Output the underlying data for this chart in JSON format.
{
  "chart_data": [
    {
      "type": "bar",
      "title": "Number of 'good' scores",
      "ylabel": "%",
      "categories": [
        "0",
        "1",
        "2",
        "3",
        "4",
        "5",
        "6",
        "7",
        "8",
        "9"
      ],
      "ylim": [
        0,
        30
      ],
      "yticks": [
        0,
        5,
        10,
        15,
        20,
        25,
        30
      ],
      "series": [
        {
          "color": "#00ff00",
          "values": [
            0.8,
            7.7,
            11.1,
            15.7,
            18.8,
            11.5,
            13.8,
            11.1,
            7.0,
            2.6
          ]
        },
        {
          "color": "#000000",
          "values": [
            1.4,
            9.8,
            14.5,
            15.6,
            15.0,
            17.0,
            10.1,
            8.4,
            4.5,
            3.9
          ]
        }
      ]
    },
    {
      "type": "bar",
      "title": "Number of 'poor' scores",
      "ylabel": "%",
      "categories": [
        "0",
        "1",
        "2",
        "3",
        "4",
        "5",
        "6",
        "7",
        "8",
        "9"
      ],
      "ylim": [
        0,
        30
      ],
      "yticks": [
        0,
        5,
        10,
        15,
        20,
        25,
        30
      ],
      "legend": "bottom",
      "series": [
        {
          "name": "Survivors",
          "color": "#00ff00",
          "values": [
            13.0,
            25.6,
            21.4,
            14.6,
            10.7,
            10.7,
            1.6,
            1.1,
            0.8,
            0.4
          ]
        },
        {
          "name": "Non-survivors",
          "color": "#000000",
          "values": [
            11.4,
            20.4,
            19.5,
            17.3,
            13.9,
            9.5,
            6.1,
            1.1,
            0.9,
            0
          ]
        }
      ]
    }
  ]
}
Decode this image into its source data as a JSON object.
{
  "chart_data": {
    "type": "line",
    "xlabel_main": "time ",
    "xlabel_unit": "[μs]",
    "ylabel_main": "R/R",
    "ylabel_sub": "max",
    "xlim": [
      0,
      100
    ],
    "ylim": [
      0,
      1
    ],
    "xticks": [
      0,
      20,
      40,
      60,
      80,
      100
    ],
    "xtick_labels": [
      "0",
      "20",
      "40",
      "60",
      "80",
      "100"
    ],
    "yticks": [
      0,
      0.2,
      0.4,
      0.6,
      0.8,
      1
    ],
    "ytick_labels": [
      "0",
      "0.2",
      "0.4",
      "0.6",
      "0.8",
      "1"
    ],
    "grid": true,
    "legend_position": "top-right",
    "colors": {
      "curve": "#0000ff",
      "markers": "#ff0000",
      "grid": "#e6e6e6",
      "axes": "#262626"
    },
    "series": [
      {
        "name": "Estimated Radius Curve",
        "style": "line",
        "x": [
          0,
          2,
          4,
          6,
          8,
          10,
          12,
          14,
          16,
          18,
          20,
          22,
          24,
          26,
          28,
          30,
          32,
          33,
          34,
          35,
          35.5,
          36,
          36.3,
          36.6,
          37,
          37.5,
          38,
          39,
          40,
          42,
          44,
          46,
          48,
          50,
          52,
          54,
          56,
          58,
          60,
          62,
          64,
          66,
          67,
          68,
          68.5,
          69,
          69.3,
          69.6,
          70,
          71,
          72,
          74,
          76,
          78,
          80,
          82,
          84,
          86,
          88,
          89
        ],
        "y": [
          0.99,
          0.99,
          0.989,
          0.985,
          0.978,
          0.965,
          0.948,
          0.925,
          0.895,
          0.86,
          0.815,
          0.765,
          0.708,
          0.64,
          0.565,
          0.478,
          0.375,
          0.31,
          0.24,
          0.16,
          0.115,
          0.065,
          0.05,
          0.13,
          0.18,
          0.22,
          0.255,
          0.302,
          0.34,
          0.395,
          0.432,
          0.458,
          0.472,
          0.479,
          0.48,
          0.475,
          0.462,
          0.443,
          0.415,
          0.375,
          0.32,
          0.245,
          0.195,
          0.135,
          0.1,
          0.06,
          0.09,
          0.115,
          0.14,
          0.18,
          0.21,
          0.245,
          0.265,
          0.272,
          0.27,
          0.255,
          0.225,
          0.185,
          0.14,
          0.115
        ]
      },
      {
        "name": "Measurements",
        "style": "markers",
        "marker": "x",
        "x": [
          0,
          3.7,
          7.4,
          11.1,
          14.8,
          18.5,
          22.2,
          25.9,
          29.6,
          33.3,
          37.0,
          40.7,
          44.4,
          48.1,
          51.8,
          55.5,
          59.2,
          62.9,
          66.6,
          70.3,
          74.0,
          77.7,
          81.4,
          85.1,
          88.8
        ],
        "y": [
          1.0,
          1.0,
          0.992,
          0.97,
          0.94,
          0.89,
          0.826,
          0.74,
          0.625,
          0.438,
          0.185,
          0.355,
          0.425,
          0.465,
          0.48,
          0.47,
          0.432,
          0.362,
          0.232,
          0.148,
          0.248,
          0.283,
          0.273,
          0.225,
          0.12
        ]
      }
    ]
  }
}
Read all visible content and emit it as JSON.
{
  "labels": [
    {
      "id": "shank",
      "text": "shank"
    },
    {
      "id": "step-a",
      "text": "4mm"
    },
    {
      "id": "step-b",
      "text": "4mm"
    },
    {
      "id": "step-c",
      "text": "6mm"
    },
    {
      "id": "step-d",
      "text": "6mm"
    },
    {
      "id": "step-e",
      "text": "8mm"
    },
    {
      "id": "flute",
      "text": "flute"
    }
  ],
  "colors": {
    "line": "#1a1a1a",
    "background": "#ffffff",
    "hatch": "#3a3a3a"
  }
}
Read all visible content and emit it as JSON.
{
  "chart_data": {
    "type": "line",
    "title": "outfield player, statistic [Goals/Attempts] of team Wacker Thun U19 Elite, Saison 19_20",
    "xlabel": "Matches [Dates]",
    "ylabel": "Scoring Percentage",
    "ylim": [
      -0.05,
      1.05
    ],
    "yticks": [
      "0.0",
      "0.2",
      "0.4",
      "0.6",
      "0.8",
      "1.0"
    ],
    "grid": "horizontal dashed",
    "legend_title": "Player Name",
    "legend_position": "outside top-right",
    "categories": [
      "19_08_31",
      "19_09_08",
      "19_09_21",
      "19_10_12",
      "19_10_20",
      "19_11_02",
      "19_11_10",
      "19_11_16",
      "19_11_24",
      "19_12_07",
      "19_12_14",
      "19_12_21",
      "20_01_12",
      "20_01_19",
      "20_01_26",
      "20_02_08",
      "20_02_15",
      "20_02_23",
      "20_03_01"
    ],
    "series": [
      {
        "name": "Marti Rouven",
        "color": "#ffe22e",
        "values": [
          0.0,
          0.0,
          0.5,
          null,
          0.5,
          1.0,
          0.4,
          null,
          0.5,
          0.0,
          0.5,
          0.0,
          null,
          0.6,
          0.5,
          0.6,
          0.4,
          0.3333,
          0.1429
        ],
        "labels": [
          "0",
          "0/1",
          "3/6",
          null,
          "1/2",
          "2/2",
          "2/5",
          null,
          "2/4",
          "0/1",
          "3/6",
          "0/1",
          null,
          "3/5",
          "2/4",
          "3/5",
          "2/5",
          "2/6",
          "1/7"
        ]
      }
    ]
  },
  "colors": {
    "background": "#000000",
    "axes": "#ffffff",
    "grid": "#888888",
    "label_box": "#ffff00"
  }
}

◆ Task instructions: Write out the whole listing again, exactly as it stands.

◆ Exercise response:
Output the underlying data for this chart in JSON format.
{
  "chart_data": [
    {
      "type": "bar",
      "title": "Number of 'good' scores",
      "ylabel": "%",
      "categories": [
        "0",
        "1",
        "2",
        "3",
        "4",
        "5",
        "6",
        "7",
        "8",
        "9"
      ],
      "ylim": [
        0,
        30
      ],
      "yticks": [
        0,
        5,
        10,
        15,
        20,
        25,
        30
      ],
      "series": [
        {
          "color": "#00ff00",
          "values": [
            0.8,
            7.7,
            11.1,
            15.7,
            18.8,
            11.5,
            13.8,
            11.1,
            7.0,
            2.6
          ]
        },
        {
          "color": "#000000",
          "values": [
            1.4,
            9.8,
            14.5,
            15.6,
            15.0,
            17.0,
            10.1,
            8.4,
            4.5,
            3.9
          ]
        }
      ]
    },
    {
      "type": "bar",
      "title": "Number of 'poor' scores",
      "ylabel": "%",
      "categories": [
        "0",
        "1",
        "2",
        "3",
        "4",
        "5",
        "6",
        "7",
        "8",
        "9"
      ],
      "ylim": [
        0,
        30
      ],
      "yticks": [
        0,
        5,
        10,
        15,
        20,
        25,
        30
      ],
      "legend": "bottom",
      "series": [
        {
          "name": "Survivors",
          "color": "#00ff00",
          "values": [
            13.0,
            25.6,
            21.4,
            14.6,
            10.7,
            10.7,
            1.6,
            1.1,
            0.8,
            0.4
          ]
        },
        {
          "name": "Non-survivors",
          "color": "#000000",
          "values": [
            11.4,
            20.4,
            19.5,
            17.3,
            13.9,
            9.5,
            6.1,
            1.1,
            0.9,
            0
          ]
        }
      ]
    }
  ]
}
Decode this image into its source data as a JSON object.
{
  "chart_data": {
    "type": "line",
    "xlabel_main": "time ",
    "xlabel_unit": "[μs]",
    "ylabel_main": "R/R",
    "ylabel_sub": "max",
    "xlim": [
      0,
      100
    ],
    "ylim": [
      0,
      1
    ],
    "xticks": [
      0,
      20,
      40,
      60,
      80,
      100
    ],
    "xtick_labels": [
      "0",
      "20",
      "40",
      "60",
      "80",
      "100"
    ],
    "yticks": [
      0,
      0.2,
      0.4,
      0.6,
      0.8,
      1
    ],
    "ytick_labels": [
      "0",
      "0.2",
      "0.4",
      "0.6",
      "0.8",
      "1"
    ],
    "grid": true,
    "legend_position": "top-right",
    "colors": {
      "curve": "#0000ff",
      "markers": "#ff0000",
      "grid": "#e6e6e6",
      "axes": "#262626"
    },
    "series": [
      {
        "name": "Estimated Radius Curve",
        "style": "line",
        "x": [
          0,
          2,
          4,
          6,
          8,
          10,
          12,
          14,
          16,
          18,
          20,
          22,
          24,
          26,
          28,
          30,
          32,
          33,
          34,
          35,
          35.5,
          36,
          36.3,
          36.6,
          37,
          37.5,
          38,
          39,
          40,
          42,
          44,
          46,
          48,
          50,
          52,
          54,
          56,
          58,
          60,
          62,
          64,
          66,
          67,
          68,
          68.5,
          69,
          69.3,
          69.6,
          70,
          71,
          72,
          74,
          76,
          78,
          80,
          82,
          84,
          86,
          88,
          89
        ],
        "y": [
          0.99,
          0.99,
          0.989,
          0.985,
          0.978,
          0.965,
          0.948,
          0.925,
          0.895,
          0.86,
          0.815,
          0.765,
          0.708,
          0.64,
          0.565,
          0.478,
          0.375,
          0.31,
          0.24,
          0.16,
          0.115,
          0.065,
          0.05,
          0.13,
          0.18,
          0.22,
          0.255,
          0.302,
          0.34,
          0.395,
          0.432,
          0.458,
          0.472,
          0.479,
          0.48,
          0.475,
          0.462,
          0.443,
          0.415,
          0.375,
          0.32,
          0.245,
          0.195,
          0.135,
          0.1,
          0.06,
          0.09,
          0.115,
          0.14,
          0.18,
          0.21,
          0.245,
          0.265,
          0.272,
          0.27,
          0.255,
          0.225,
          0.185,
          0.14,
          0.115
        ]
      },
      {
        "name": "Measurements",
        "style": "markers",
        "marker": "x",
        "x": [
          0,
          3.7,
          7.4,
          11.1,
          14.8,
          18.5,
          22.2,
          25.9,
          29.6,
          33.3,
          37.0,
          40.7,
          44.4,
          48.1,
          51.8,
          55.5,
          59.2,
          62.9,
          66.6,
          70.3,
          74.0,
          77.7,
          81.4,
          85.1,
          88.8
        ],
        "y": [
          1.0,
          1.0,
          0.992,
          0.97,
          0.94,
          0.89,
          0.826,
          0.74,
          0.625,
          0.438,
          0.185,
          0.355,
          0.425,
          0.465,
          0.48,
          0.47,
          0.432,
          0.362,
          0.232,
          0.148,
          0.248,
          0.283,
          0.273,
          0.225,
          0.12
        ]
      }
    ]
  }
}
Read all visible content and emit it as JSON.
{
  "labels": [
    {
      "id": "shank",
      "text": "shank"
    },
    {
      "id": "step-a",
      "text": "4mm"
    },
    {
      "id": "step-b",
      "text": "4mm"
    },
    {
      "id": "step-c",
      "text": "6mm"
    },
    {
      "id": "step-d",
      "text": "6mm"
    },
    {
      "id": "step-e",
      "text": "8mm"
    },
    {
      "id": "flute",
      "text": "flute"
    }
  ],
  "colors": {
    "line": "#1a1a1a",
    "background": "#ffffff",
    "hatch": "#3a3a3a"
  }
}
Read all visible content and emit it as JSON.
{
  "chart_data": {
    "type": "line",
    "title": "outfield player, statistic [Goals/Attempts] of team Wacker Thun U19 Elite, Saison 19_20",
    "xlabel": "Matches [Dates]",
    "ylabel": "Scoring Percentage",
    "ylim": [
      -0.05,
      1.05
    ],
    "yticks": [
      "0.0",
      "0.2",
      "0.4",
      "0.6",
      "0.8",
      "1.0"
    ],
    "grid": "horizontal dashed",
    "legend_title": "Player Name",
    "legend_position": "outside top-right",
    "categories": [
      "19_08_31",
      "19_09_08",
      "19_09_21",
      "19_10_12",
      "19_10_20",
      "19_11_02",
      "19_11_10",
      "19_11_16",
      "19_11_24",
      "19_12_07",
      "19_12_14",
      "19_12_21",
      "20_01_12",
      "20_01_19",
      "20_01_26",
      "20_02_08",
      "20_02_15",
      "20_02_23",
      "20_03_01"
    ],
    "series": [
      {
        "name": "Marti Rouven",
        "color": "#ffe22e",
        "values": [
          0.0,
          0.0,
          0.5,
          null,
          0.5,
          1.0,
          0.4,
          null,
          0.5,
          0.0,
          0.5,
          0.0,
          null,
          0.6,
          0.5,
          0.6,
          0.4,
          0.3333,
          0.1429
        ],
        "labels": [
          "0",
          "0/1",
          "3/6",
          null,
          "1/2",
          "2/2",
          "2/5",
          null,
          "2/4",
          "0/1",
          "3/6",
          "0/1",
          null,
          "3/5",
          "2/4",
          "3/5",
          "2/5",
          "2/6",
          "1/7"
        ]
      }
    ]
  },
  "colors": {
    "background": "#000000",
    "axes": "#ffffff",
    "grid": "#888888",
    "label_box": "#ffff00"
  }
}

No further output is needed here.